(Stored records)
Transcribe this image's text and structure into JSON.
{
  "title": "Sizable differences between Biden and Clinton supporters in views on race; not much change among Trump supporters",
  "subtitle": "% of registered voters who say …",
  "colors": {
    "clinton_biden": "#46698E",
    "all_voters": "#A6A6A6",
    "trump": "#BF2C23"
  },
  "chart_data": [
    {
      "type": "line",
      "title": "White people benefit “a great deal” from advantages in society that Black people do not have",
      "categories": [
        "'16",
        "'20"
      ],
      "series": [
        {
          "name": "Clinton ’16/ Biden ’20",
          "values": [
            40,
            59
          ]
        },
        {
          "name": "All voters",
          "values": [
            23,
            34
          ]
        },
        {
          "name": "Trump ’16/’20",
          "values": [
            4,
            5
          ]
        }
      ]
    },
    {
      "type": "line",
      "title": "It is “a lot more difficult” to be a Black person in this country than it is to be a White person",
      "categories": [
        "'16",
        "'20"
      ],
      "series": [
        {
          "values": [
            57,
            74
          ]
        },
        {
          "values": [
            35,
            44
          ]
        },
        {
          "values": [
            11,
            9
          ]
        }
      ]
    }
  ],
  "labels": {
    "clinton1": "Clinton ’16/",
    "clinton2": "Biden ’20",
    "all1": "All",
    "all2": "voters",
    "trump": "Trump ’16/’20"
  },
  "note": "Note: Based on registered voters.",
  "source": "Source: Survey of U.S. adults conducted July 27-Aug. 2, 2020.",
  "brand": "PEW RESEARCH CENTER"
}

**Short task:**
Would you reproduce all the entries exactly?

**Solution for this problem:**
Transcribe this image's text and structure into JSON.
{
  "title": "Sizable differences between Biden and Clinton supporters in views on race; not much change among Trump supporters",
  "subtitle": "% of registered voters who say …",
  "colors": {
    "clinton_biden": "#46698E",
    "all_voters": "#A6A6A6",
    "trump": "#BF2C23"
  },
  "chart_data": [
    {
      "type": "line",
      "title": "White people benefit “a great deal” from advantages in society that Black people do not have",
      "categories": [
        "'16",
        "'20"
      ],
      "series": [
        {
          "name": "Clinton ’16/ Biden ’20",
          "values": [
            40,
            59
          ]
        },
        {
          "name": "All voters",
          "values": [
            23,
            34
          ]
        },
        {
          "name": "Trump ’16/’20",
          "values": [
            4,
            5
          ]
        }
      ]
    },
    {
      "type": "line",
      "title": "It is “a lot more difficult” to be a Black person in this country than it is to be a White person",
      "categories": [
        "'16",
        "'20"
      ],
      "series": [
        {
          "values": [
            57,
            74
          ]
        },
        {
          "values": [
            35,
            44
          ]
        },
        {
          "values": [
            11,
            9
          ]
        }
      ]
    }
  ],
  "labels": {
    "clinton1": "Clinton ’16/",
    "clinton2": "Biden ’20",
    "all1": "All",
    "all2": "voters",
    "trump": "Trump ’16/’20"
  },
  "note": "Note: Based on registered voters.",
  "source": "Source: Survey of U.S. adults conducted July 27-Aug. 2, 2020.",
  "brand": "PEW RESEARCH CENTER"
}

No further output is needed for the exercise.